### WRITTEN PROBLEM
Word for word, quote all of the material, omitting the pictures.

### SUPPLIED RECORDS
** Begin **

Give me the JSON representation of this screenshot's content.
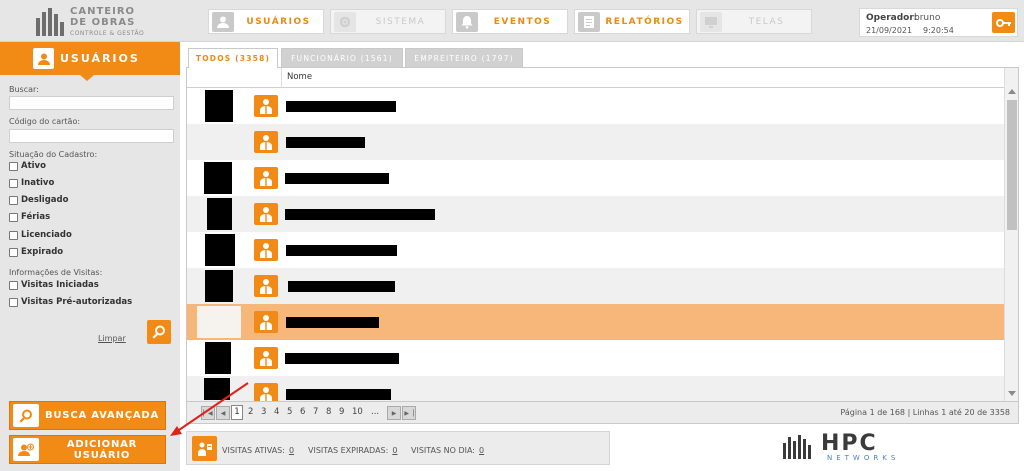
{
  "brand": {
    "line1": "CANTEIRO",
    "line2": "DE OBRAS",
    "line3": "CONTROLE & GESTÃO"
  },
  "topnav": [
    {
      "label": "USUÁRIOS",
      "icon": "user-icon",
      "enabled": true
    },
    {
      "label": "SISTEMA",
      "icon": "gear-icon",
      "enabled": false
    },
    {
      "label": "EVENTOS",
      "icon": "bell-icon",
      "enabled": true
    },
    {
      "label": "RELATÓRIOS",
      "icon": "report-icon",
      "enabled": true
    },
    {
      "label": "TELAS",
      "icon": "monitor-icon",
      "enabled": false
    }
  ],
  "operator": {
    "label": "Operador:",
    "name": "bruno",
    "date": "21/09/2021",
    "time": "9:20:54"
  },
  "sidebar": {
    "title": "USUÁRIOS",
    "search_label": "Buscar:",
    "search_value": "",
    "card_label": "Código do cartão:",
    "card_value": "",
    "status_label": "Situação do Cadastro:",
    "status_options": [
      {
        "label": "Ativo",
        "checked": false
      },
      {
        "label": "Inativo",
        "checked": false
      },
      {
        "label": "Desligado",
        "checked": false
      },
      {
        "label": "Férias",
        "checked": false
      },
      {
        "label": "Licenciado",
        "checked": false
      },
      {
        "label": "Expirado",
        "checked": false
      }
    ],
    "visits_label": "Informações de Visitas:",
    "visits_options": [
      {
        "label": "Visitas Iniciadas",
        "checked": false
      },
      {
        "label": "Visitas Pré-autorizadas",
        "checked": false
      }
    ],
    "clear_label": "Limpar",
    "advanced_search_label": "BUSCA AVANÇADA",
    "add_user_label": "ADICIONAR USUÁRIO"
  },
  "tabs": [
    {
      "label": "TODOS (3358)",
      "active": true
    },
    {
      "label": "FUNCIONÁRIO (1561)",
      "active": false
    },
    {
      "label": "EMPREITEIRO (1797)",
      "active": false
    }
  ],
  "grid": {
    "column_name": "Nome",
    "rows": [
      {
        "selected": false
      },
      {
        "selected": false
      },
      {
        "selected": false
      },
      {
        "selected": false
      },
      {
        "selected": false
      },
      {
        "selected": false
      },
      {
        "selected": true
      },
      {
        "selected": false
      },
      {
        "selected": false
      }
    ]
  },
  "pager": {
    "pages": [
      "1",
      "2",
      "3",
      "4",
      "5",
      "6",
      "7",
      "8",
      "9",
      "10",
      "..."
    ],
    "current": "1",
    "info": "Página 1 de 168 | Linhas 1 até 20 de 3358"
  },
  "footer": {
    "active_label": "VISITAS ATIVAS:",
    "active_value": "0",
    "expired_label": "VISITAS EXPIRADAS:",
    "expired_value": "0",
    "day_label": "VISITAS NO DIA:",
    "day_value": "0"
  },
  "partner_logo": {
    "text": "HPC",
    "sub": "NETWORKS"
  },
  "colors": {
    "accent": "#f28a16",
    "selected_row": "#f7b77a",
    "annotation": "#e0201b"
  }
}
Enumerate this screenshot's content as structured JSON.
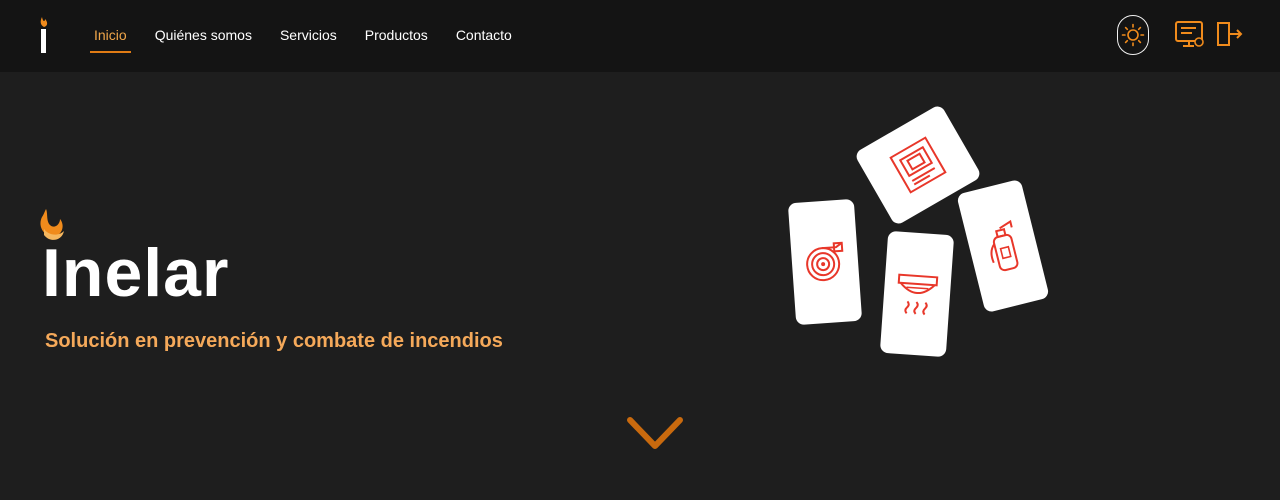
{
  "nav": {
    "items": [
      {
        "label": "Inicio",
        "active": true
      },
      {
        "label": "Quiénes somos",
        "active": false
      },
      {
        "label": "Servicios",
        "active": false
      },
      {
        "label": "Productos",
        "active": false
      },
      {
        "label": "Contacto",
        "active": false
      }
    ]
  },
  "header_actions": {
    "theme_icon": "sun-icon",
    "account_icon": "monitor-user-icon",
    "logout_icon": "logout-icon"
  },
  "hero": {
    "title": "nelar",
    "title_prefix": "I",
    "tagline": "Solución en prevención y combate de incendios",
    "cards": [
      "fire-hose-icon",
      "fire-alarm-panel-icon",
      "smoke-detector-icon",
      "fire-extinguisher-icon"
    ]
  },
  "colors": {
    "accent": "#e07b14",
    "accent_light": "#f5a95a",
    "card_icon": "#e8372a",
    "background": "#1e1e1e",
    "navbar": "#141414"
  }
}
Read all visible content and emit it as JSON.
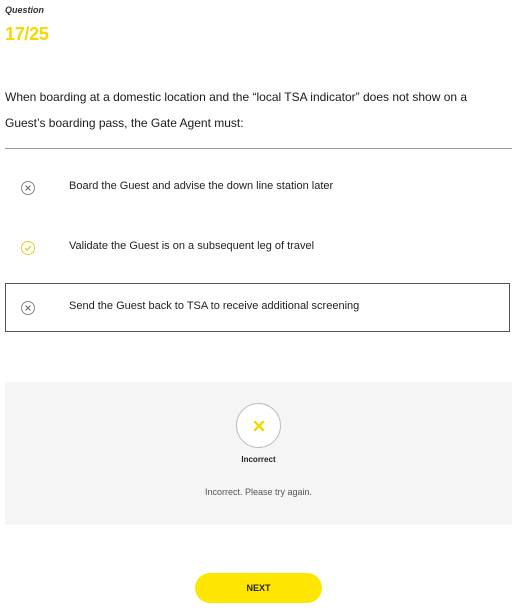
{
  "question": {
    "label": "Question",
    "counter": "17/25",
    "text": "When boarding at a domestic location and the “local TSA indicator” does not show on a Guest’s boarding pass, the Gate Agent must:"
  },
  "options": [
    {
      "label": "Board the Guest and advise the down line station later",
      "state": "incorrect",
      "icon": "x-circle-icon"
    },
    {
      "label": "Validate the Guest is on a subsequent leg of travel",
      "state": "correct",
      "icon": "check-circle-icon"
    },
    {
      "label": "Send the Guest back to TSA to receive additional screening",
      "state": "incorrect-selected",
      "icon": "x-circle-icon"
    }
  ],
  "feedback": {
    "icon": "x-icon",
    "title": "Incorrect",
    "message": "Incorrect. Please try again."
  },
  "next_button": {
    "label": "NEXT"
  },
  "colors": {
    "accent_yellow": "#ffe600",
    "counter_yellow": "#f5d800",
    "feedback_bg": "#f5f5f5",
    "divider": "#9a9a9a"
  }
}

** End **

### SOLUTION TO THE PROBLEM
Give me the JSON representation of this screenshot's content.
{
  "brand": {
    "line1": "CANTEIRO",
    "line2": "DE OBRAS",
    "line3": "CONTROLE & GESTÃO"
  },
  "topnav": [
    {
      "label": "USUÁRIOS",
      "icon": "user-icon",
      "enabled": true
    },
    {
      "label": "SISTEMA",
      "icon": "gear-icon",
      "enabled": false
    },
    {
      "label": "EVENTOS",
      "icon": "bell-icon",
      "enabled": true
    },
    {
      "label": "RELATÓRIOS",
      "icon": "report-icon",
      "enabled": true
    },
    {
      "label": "TELAS",
      "icon": "monitor-icon",
      "enabled": false
    }
  ],
  "operator": {
    "label": "Operador:",
    "name": "bruno",
    "date": "21/09/2021",
    "time": "9:20:54"
  },
  "sidebar": {
    "title": "USUÁRIOS",
    "search_label": "Buscar:",
    "search_value": "",
    "card_label": "Código do cartão:",
    "card_value": "",
    "status_label": "Situação do Cadastro:",
    "status_options": [
      {
        "label": "Ativo",
        "checked": false
      },
      {
        "label": "Inativo",
        "checked": false
      },
      {
        "label": "Desligado",
        "checked": false
      },
      {
        "label": "Férias",
        "checked": false
      },
      {
        "label": "Licenciado",
        "checked": false
      },
      {
        "label": "Expirado",
        "checked": false
      }
    ],
    "visits_label": "Informações de Visitas:",
    "visits_options": [
      {
        "label": "Visitas Iniciadas",
        "checked": false
      },
      {
        "label": "Visitas Pré-autorizadas",
        "checked": false
      }
    ],
    "clear_label": "Limpar",
    "advanced_search_label": "BUSCA AVANÇADA",
    "add_user_label": "ADICIONAR USUÁRIO"
  },
  "tabs": [
    {
      "label": "TODOS (3358)",
      "active": true
    },
    {
      "label": "FUNCIONÁRIO (1561)",
      "active": false
    },
    {
      "label": "EMPREITEIRO (1797)",
      "active": false
    }
  ],
  "grid": {
    "column_name": "Nome",
    "rows": [
      {
        "selected": false
      },
      {
        "selected": false
      },
      {
        "selected": false
      },
      {
        "selected": false
      },
      {
        "selected": false
      },
      {
        "selected": false
      },
      {
        "selected": true
      },
      {
        "selected": false
      },
      {
        "selected": false
      }
    ]
  },
  "pager": {
    "pages": [
      "1",
      "2",
      "3",
      "4",
      "5",
      "6",
      "7",
      "8",
      "9",
      "10",
      "..."
    ],
    "current": "1",
    "info": "Página 1 de 168 | Linhas 1 até 20 de 3358"
  },
  "footer": {
    "active_label": "VISITAS ATIVAS:",
    "active_value": "0",
    "expired_label": "VISITAS EXPIRADAS:",
    "expired_value": "0",
    "day_label": "VISITAS NO DIA:",
    "day_value": "0"
  },
  "partner_logo": {
    "text": "HPC",
    "sub": "NETWORKS"
  },
  "colors": {
    "accent": "#f28a16",
    "selected_row": "#f7b77a",
    "annotation": "#e0201b"
  }
}
Enumerate this screenshot's content as structured JSON.
{
  "nav": {
    "items": [
      {
        "label": "Inicio",
        "active": true
      },
      {
        "label": "Quiénes somos",
        "active": false
      },
      {
        "label": "Servicios",
        "active": false
      },
      {
        "label": "Productos",
        "active": false
      },
      {
        "label": "Contacto",
        "active": false
      }
    ]
  },
  "header_actions": {
    "theme_icon": "sun-icon",
    "account_icon": "monitor-user-icon",
    "logout_icon": "logout-icon"
  },
  "hero": {
    "title": "nelar",
    "title_prefix": "I",
    "tagline": "Solución en prevención y combate de incendios",
    "cards": [
      "fire-hose-icon",
      "fire-alarm-panel-icon",
      "smoke-detector-icon",
      "fire-extinguisher-icon"
    ]
  },
  "colors": {
    "accent": "#e07b14",
    "accent_light": "#f5a95a",
    "card_icon": "#e8372a",
    "background": "#1e1e1e",
    "navbar": "#141414"
  }
}
Read all visible content and emit it as JSON.
{
  "question": {
    "label": "Question",
    "counter": "17/25",
    "text": "When boarding at a domestic location and the “local TSA indicator” does not show on a Guest’s boarding pass, the Gate Agent must:"
  },
  "options": [
    {
      "label": "Board the Guest and advise the down line station later",
      "state": "incorrect",
      "icon": "x-circle-icon"
    },
    {
      "label": "Validate the Guest is on a subsequent leg of travel",
      "state": "correct",
      "icon": "check-circle-icon"
    },
    {
      "label": "Send the Guest back to TSA to receive additional screening",
      "state": "incorrect-selected",
      "icon": "x-circle-icon"
    }
  ],
  "feedback": {
    "icon": "x-icon",
    "title": "Incorrect",
    "message": "Incorrect. Please try again."
  },
  "next_button": {
    "label": "NEXT"
  },
  "colors": {
    "accent_yellow": "#ffe600",
    "counter_yellow": "#f5d800",
    "feedback_bg": "#f5f5f5",
    "divider": "#9a9a9a"
  }
}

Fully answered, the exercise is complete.